**TASK INPUTS**
>> Begin

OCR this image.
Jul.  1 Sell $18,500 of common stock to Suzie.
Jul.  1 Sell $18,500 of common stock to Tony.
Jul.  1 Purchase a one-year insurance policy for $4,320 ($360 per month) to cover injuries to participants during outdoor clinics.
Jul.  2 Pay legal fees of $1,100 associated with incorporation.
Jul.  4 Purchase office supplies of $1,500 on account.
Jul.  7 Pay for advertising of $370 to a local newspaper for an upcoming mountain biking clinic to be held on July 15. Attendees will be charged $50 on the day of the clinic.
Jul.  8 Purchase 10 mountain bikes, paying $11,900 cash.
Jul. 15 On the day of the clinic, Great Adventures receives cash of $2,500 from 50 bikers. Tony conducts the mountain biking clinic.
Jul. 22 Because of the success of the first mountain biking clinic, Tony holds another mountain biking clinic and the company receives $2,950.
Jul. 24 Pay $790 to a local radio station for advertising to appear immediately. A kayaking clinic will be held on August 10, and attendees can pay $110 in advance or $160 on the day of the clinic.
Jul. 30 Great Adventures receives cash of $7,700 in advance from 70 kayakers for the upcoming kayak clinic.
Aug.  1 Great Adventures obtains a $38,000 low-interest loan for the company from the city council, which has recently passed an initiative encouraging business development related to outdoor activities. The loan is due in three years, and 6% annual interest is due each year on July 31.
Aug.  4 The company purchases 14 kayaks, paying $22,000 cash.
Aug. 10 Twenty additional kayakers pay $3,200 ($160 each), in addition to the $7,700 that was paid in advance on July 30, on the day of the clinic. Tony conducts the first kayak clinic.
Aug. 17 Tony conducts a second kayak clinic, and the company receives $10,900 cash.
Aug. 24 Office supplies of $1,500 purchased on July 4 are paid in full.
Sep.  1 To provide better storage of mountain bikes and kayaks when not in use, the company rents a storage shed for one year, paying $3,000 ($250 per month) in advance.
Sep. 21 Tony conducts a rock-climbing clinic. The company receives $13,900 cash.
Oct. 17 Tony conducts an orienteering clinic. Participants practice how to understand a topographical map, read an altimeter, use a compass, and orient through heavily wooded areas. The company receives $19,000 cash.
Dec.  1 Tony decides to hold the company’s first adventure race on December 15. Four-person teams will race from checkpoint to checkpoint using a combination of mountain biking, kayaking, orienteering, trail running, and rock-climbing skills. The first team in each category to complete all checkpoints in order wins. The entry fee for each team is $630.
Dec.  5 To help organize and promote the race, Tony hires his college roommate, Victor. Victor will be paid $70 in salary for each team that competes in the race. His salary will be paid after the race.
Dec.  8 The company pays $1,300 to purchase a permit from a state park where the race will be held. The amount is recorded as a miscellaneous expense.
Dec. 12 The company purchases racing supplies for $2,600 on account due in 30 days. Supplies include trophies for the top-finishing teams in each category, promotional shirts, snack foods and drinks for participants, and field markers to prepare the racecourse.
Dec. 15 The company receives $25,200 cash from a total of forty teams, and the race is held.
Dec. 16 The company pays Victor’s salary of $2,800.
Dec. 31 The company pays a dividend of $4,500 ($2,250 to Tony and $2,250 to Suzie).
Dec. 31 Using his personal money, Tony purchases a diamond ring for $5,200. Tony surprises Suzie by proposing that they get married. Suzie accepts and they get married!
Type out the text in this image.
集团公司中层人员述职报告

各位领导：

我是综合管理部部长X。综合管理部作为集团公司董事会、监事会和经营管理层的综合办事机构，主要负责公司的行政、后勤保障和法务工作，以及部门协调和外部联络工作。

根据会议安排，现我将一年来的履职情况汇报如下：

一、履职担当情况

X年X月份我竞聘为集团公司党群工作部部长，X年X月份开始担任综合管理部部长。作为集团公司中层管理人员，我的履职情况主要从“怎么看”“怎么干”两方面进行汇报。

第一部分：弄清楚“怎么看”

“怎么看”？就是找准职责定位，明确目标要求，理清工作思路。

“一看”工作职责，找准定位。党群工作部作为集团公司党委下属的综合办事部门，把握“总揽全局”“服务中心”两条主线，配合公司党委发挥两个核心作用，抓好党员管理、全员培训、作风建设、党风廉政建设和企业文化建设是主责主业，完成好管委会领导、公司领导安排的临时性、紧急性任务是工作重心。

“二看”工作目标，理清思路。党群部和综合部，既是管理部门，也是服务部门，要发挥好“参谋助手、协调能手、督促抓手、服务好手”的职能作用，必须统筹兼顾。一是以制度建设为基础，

>> End

**EXERCISE INSTRUCTIONS**
The records above must be output exactly, in full.

**REPLY TO THE EXERCISE**
OCR this image.
Jul.  1 Sell $18,500 of common stock to Suzie.
Jul.  1 Sell $18,500 of common stock to Tony.
Jul.  1 Purchase a one-year insurance policy for $4,320 ($360 per month) to cover injuries to participants during outdoor clinics.
Jul.  2 Pay legal fees of $1,100 associated with incorporation.
Jul.  4 Purchase office supplies of $1,500 on account.
Jul.  7 Pay for advertising of $370 to a local newspaper for an upcoming mountain biking clinic to be held on July 15. Attendees will be charged $50 on the day of the clinic.
Jul.  8 Purchase 10 mountain bikes, paying $11,900 cash.
Jul. 15 On the day of the clinic, Great Adventures receives cash of $2,500 from 50 bikers. Tony conducts the mountain biking clinic.
Jul. 22 Because of the success of the first mountain biking clinic, Tony holds another mountain biking clinic and the company receives $2,950.
Jul. 24 Pay $790 to a local radio station for advertising to appear immediately. A kayaking clinic will be held on August 10, and attendees can pay $110 in advance or $160 on the day of the clinic.
Jul. 30 Great Adventures receives cash of $7,700 in advance from 70 kayakers for the upcoming kayak clinic.
Aug.  1 Great Adventures obtains a $38,000 low-interest loan for the company from the city council, which has recently passed an initiative encouraging business development related to outdoor activities. The loan is due in three years, and 6% annual interest is due each year on July 31.
Aug.  4 The company purchases 14 kayaks, paying $22,000 cash.
Aug. 10 Twenty additional kayakers pay $3,200 ($160 each), in addition to the $7,700 that was paid in advance on July 30, on the day of the clinic. Tony conducts the first kayak clinic.
Aug. 17 Tony conducts a second kayak clinic, and the company receives $10,900 cash.
Aug. 24 Office supplies of $1,500 purchased on July 4 are paid in full.
Sep.  1 To provide better storage of mountain bikes and kayaks when not in use, the company rents a storage shed for one year, paying $3,000 ($250 per month) in advance.
Sep. 21 Tony conducts a rock-climbing clinic. The company receives $13,900 cash.
Oct. 17 Tony conducts an orienteering clinic. Participants practice how to understand a topographical map, read an altimeter, use a compass, and orient through heavily wooded areas. The company receives $19,000 cash.
Dec.  1 Tony decides to hold the company’s first adventure race on December 15. Four-person teams will race from checkpoint to checkpoint using a combination of mountain biking, kayaking, orienteering, trail running, and rock-climbing skills. The first team in each category to complete all checkpoints in order wins. The entry fee for each team is $630.
Dec.  5 To help organize and promote the race, Tony hires his college roommate, Victor. Victor will be paid $70 in salary for each team that competes in the race. His salary will be paid after the race.
Dec.  8 The company pays $1,300 to purchase a permit from a state park where the race will be held. The amount is recorded as a miscellaneous expense.
Dec. 12 The company purchases racing supplies for $2,600 on account due in 30 days. Supplies include trophies for the top-finishing teams in each category, promotional shirts, snack foods and drinks for participants, and field markers to prepare the racecourse.
Dec. 15 The company receives $25,200 cash from a total of forty teams, and the race is held.
Dec. 16 The company pays Victor’s salary of $2,800.
Dec. 31 The company pays a dividend of $4,500 ($2,250 to Tony and $2,250 to Suzie).
Dec. 31 Using his personal money, Tony purchases a diamond ring for $5,200. Tony surprises Suzie by proposing that they get married. Suzie accepts and they get married!
Type out the text in this image.
集团公司中层人员述职报告

各位领导：

我是综合管理部部长X。综合管理部作为集团公司董事会、监事会和经营管理层的综合办事机构，主要负责公司的行政、后勤保障和法务工作，以及部门协调和外部联络工作。

根据会议安排，现我将一年来的履职情况汇报如下：

一、履职担当情况

X年X月份我竞聘为集团公司党群工作部部长，X年X月份开始担任综合管理部部长。作为集团公司中层管理人员，我的履职情况主要从“怎么看”“怎么干”两方面进行汇报。

第一部分：弄清楚“怎么看”

“怎么看”？就是找准职责定位，明确目标要求，理清工作思路。

“一看”工作职责，找准定位。党群工作部作为集团公司党委下属的综合办事部门，把握“总揽全局”“服务中心”两条主线，配合公司党委发挥两个核心作用，抓好党员管理、全员培训、作风建设、党风廉政建设和企业文化建设是主责主业，完成好管委会领导、公司领导安排的临时性、紧急性任务是工作重心。

“二看”工作目标，理清思路。党群部和综合部，既是管理部门，也是服务部门，要发挥好“参谋助手、协调能手、督促抓手、服务好手”的职能作用，必须统筹兼顾。一是以制度建设为基础，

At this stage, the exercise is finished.